[To do]
Copy whichever lines contain the string "text".

----- Supplied information

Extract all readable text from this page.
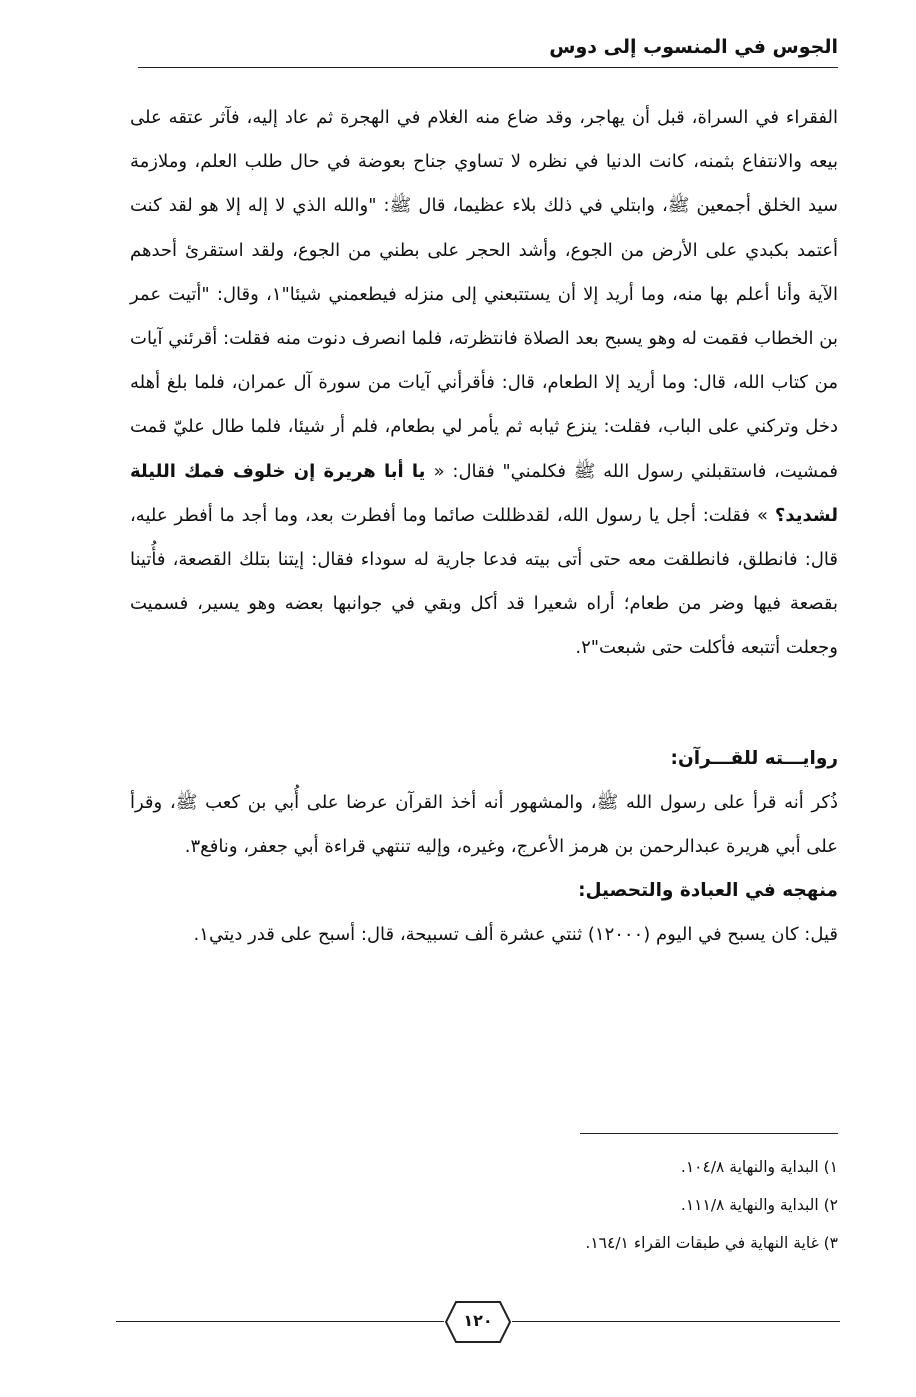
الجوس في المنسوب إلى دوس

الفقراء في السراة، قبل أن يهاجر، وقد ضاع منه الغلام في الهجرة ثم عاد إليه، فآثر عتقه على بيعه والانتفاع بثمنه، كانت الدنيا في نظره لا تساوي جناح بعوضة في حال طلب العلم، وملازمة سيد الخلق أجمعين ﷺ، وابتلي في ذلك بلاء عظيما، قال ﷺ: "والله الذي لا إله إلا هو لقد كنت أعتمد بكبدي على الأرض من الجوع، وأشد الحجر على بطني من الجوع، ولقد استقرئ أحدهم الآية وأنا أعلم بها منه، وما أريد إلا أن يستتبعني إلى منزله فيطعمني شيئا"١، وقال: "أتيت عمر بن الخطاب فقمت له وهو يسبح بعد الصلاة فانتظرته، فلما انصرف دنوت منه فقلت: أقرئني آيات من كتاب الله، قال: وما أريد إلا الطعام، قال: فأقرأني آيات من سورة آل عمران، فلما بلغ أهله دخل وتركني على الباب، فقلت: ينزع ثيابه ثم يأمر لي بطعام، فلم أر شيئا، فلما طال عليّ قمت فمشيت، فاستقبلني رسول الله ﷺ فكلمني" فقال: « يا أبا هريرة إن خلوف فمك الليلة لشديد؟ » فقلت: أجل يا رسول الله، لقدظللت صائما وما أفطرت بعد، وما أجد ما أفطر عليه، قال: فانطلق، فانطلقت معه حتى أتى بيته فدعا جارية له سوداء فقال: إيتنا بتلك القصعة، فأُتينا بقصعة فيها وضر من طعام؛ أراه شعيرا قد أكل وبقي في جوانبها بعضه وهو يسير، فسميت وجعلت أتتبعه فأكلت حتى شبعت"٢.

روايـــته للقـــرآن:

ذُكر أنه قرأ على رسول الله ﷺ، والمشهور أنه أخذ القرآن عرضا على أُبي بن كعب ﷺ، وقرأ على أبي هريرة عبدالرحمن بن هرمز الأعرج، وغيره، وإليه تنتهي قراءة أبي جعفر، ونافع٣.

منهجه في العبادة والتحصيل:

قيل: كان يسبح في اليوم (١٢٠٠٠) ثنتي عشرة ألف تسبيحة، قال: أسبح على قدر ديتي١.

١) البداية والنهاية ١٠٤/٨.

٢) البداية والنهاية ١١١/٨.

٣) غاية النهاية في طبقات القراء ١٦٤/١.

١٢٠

----------
----- Supplied information

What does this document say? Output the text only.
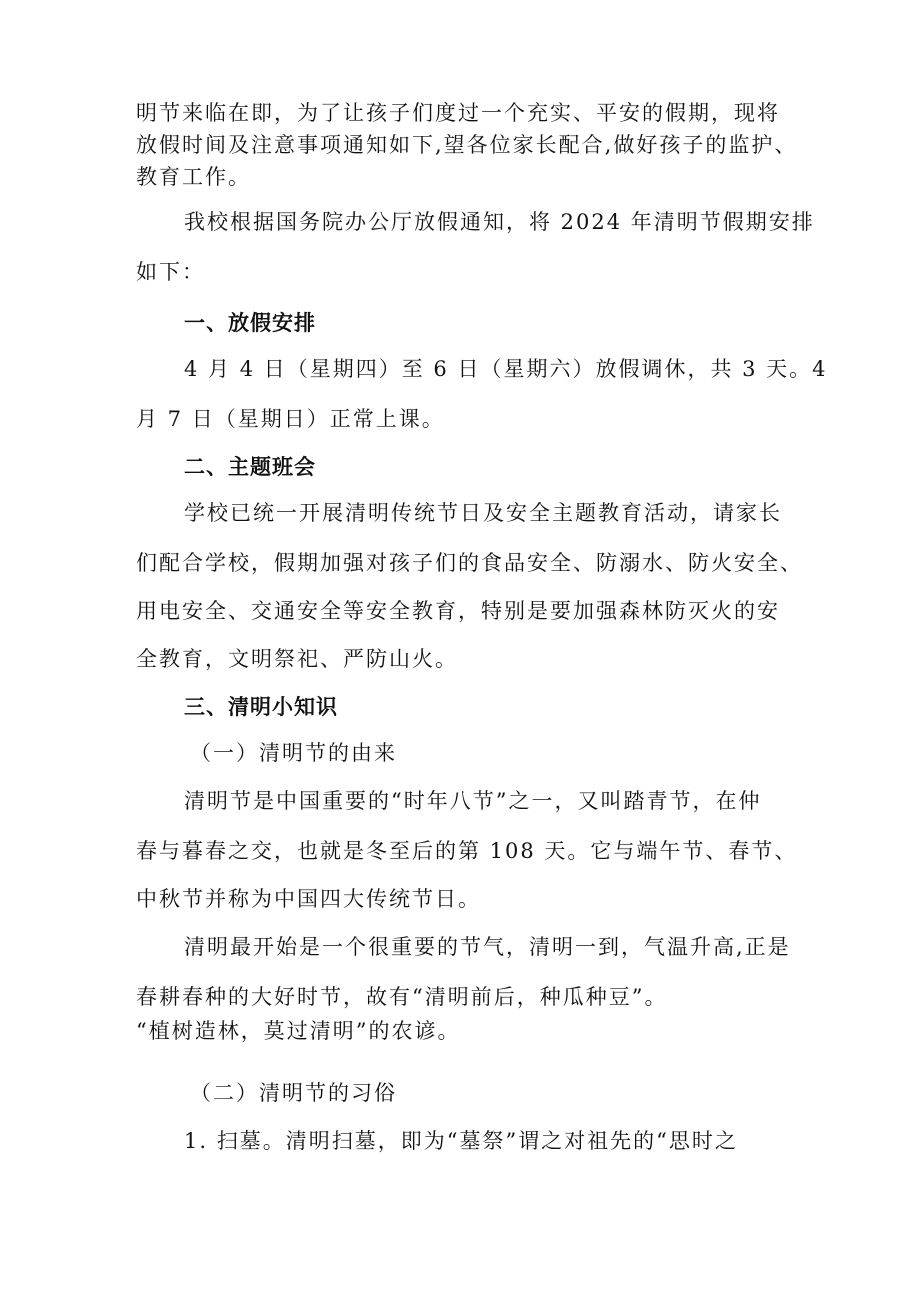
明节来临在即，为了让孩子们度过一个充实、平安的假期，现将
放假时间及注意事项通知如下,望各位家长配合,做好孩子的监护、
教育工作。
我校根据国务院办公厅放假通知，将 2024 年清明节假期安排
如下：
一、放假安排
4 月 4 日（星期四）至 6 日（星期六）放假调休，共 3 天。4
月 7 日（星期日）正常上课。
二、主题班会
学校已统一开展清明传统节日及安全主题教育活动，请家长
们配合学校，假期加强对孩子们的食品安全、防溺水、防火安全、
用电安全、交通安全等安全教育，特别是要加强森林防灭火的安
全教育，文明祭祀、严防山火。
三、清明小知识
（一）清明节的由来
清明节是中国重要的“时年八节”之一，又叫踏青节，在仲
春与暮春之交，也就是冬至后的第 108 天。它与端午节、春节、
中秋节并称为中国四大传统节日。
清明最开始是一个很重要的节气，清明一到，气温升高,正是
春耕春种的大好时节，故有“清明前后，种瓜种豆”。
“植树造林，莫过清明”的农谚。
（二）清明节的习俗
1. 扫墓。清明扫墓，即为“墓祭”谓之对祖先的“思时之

----------
----- Supplied information

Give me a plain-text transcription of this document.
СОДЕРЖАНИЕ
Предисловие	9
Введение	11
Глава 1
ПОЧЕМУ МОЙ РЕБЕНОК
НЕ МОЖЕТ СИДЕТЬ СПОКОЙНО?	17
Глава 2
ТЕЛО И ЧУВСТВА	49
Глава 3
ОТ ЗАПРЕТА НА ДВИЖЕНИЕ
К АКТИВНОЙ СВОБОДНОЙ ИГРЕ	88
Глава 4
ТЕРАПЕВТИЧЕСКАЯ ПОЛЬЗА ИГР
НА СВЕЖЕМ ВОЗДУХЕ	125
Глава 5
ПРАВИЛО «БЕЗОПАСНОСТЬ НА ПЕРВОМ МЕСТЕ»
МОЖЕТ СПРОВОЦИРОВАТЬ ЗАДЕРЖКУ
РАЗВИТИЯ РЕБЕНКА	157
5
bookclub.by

----------

[Solution to the problem]
Extract all readable text from this page.
What does this document say? Output the text only.
Give me a plain-text transcription of this document.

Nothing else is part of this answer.